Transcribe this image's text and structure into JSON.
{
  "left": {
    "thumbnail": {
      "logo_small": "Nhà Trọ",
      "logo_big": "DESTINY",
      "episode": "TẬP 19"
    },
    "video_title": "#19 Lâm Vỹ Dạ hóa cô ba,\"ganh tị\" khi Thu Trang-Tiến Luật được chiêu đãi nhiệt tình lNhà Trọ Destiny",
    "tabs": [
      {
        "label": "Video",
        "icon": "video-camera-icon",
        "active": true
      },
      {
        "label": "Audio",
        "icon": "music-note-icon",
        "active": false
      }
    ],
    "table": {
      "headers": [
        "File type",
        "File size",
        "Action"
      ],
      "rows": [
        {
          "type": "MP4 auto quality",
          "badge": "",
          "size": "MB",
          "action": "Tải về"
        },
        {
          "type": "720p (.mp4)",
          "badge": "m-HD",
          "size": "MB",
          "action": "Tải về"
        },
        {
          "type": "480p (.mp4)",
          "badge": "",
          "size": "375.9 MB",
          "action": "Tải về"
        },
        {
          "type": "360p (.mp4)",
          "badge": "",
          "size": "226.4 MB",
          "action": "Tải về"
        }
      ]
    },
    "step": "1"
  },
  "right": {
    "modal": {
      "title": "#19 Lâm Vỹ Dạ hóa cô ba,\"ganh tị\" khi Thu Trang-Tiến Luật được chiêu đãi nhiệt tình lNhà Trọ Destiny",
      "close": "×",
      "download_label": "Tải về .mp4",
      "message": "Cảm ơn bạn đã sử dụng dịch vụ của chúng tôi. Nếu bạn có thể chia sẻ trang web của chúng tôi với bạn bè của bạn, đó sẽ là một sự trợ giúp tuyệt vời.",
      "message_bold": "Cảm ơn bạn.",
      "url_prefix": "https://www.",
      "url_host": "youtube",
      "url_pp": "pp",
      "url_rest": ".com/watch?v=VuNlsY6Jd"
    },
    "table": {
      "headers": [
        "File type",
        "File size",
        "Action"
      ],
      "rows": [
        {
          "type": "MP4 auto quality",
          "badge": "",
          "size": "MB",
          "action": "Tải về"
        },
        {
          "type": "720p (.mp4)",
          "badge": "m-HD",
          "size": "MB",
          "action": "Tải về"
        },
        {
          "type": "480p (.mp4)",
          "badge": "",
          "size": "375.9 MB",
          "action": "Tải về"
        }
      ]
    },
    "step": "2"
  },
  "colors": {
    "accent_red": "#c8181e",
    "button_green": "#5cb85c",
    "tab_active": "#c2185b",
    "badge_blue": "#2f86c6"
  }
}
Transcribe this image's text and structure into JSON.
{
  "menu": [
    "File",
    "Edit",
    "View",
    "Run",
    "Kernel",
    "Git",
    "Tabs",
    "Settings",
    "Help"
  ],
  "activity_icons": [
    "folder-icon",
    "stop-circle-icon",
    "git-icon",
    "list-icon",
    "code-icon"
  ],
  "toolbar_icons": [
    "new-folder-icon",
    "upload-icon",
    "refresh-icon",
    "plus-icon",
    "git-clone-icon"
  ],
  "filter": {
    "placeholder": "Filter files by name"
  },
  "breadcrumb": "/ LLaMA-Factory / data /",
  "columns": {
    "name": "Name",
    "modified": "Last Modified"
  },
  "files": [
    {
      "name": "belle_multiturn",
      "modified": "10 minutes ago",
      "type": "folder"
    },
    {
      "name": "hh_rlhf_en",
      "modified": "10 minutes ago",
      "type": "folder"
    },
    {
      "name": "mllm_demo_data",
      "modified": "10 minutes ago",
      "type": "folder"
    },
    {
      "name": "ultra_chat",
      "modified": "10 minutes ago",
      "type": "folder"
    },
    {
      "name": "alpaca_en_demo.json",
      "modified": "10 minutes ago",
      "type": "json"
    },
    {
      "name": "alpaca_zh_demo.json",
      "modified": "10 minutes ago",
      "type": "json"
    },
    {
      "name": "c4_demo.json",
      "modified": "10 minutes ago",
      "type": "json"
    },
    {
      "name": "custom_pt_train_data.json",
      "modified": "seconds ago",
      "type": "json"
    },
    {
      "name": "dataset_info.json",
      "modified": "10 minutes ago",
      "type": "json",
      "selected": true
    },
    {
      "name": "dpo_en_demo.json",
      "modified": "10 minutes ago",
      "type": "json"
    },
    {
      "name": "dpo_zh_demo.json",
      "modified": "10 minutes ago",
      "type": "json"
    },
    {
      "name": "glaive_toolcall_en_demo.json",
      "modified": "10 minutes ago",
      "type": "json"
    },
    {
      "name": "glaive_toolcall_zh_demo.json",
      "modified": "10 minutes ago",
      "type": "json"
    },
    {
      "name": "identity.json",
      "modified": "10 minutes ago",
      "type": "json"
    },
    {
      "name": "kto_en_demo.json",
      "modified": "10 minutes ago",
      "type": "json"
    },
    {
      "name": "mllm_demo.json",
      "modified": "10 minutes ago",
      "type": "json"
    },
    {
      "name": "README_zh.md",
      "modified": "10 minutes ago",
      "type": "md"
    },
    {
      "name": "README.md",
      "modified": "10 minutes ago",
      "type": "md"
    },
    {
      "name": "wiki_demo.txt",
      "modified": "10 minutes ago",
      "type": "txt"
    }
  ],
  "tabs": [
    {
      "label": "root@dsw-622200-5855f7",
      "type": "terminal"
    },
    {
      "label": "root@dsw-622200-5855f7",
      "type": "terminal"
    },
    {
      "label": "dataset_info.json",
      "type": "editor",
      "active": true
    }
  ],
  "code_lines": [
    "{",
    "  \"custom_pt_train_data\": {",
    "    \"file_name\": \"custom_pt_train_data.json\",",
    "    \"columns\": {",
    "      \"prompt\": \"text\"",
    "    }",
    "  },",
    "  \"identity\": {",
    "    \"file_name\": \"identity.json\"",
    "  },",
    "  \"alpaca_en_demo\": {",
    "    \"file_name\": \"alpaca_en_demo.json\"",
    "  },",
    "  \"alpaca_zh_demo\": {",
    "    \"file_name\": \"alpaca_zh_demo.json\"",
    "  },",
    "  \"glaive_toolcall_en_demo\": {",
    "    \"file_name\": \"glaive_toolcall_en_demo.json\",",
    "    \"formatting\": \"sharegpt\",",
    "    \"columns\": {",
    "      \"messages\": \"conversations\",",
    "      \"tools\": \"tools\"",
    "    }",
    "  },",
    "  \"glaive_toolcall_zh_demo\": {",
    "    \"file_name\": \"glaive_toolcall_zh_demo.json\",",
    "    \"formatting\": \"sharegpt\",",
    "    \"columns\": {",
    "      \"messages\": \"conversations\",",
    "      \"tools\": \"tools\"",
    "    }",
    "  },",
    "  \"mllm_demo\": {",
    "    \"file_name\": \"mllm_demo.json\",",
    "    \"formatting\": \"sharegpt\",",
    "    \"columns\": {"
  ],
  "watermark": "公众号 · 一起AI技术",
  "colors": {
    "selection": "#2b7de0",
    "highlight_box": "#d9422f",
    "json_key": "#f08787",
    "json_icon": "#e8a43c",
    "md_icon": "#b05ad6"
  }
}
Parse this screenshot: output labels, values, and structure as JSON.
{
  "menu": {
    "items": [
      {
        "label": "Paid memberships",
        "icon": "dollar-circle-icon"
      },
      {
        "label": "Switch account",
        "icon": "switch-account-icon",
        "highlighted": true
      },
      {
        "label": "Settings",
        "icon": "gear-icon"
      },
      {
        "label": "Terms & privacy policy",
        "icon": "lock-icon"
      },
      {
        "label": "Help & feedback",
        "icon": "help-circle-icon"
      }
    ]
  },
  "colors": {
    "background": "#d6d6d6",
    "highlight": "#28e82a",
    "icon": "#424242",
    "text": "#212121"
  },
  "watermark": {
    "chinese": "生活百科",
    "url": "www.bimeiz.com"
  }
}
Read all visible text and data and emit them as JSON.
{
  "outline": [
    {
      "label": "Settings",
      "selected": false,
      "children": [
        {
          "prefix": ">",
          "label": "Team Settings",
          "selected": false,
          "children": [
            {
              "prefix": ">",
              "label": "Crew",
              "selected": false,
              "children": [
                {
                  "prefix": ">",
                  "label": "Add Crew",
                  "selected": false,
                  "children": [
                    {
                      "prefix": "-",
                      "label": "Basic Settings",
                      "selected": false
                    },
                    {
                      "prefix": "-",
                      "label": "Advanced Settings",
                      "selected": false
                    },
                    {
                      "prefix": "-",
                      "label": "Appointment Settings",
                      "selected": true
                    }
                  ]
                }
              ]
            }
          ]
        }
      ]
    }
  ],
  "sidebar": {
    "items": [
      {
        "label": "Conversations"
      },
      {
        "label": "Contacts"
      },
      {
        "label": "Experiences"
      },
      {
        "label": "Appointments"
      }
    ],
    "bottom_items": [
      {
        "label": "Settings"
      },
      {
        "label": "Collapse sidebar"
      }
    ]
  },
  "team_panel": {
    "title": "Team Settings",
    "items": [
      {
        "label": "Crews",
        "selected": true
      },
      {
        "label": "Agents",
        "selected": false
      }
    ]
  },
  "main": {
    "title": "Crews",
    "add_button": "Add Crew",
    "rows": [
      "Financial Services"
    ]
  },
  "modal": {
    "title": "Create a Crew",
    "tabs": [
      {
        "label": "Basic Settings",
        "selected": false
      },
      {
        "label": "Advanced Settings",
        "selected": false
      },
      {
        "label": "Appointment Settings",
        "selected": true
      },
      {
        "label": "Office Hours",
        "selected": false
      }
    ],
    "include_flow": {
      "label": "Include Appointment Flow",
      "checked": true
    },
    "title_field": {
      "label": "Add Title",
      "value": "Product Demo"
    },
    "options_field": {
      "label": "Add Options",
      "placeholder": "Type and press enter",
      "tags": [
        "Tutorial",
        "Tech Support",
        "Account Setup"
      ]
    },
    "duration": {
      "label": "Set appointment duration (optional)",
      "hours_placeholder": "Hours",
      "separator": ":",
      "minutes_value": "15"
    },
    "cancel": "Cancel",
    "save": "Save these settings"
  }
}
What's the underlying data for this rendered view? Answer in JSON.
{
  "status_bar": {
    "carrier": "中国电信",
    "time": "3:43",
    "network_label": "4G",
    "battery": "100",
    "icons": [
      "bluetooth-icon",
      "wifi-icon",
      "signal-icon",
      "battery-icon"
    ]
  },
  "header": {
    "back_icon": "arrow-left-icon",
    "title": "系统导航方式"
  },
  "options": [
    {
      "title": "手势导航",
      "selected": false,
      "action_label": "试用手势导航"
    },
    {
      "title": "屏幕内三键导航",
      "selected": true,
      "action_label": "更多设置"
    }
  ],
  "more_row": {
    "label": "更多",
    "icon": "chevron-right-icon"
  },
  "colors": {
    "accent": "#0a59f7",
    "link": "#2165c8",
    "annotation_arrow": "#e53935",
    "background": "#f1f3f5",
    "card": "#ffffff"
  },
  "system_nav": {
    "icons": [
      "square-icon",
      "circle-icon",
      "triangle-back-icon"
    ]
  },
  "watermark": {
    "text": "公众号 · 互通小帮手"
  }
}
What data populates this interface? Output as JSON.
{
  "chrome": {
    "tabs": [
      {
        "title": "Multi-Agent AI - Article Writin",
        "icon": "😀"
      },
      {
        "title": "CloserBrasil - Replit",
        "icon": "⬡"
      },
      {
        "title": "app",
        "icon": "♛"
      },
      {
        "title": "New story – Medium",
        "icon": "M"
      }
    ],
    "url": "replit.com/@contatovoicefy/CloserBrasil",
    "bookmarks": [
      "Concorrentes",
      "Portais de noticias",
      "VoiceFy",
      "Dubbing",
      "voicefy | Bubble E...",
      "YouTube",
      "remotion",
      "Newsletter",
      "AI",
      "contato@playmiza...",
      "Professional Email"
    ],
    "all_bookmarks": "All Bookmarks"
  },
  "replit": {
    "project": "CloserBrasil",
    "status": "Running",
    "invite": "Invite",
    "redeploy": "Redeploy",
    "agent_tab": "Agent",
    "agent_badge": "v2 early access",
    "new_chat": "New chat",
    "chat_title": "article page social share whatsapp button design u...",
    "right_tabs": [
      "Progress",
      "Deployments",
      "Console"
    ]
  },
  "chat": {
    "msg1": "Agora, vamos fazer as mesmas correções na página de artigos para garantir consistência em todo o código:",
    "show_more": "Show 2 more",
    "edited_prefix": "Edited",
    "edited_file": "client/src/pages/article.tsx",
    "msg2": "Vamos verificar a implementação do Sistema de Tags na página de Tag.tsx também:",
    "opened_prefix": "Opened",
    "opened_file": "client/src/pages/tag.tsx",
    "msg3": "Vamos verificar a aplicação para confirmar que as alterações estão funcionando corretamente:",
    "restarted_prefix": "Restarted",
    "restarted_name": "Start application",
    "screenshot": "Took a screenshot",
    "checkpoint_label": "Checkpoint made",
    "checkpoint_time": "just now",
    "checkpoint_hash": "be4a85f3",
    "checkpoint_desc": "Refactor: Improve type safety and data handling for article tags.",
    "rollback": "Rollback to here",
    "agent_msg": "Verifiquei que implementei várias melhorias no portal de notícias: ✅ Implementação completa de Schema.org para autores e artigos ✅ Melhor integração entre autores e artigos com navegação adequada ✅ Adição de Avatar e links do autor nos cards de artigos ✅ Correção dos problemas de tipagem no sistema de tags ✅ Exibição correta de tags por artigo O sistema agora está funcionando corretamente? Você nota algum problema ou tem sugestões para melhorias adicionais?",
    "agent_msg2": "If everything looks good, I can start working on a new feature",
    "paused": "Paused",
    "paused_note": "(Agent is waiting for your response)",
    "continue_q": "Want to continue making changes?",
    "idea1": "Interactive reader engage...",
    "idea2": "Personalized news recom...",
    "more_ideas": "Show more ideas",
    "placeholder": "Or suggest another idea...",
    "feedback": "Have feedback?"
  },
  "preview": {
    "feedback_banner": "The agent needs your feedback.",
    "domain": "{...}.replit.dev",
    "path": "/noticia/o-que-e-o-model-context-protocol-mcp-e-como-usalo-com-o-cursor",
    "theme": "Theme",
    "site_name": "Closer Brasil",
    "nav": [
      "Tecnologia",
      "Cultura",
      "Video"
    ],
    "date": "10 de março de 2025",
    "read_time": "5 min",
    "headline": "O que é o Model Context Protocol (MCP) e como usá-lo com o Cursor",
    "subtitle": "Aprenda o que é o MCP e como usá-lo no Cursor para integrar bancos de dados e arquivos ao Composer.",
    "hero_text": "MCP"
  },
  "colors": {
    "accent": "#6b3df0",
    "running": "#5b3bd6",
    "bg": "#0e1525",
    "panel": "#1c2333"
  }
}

■ ■ ■

Go through the records and copy each line with "duration" in it.

• Finished exercise:
    "duration": {
      "label": "Set appointment duration (optional)",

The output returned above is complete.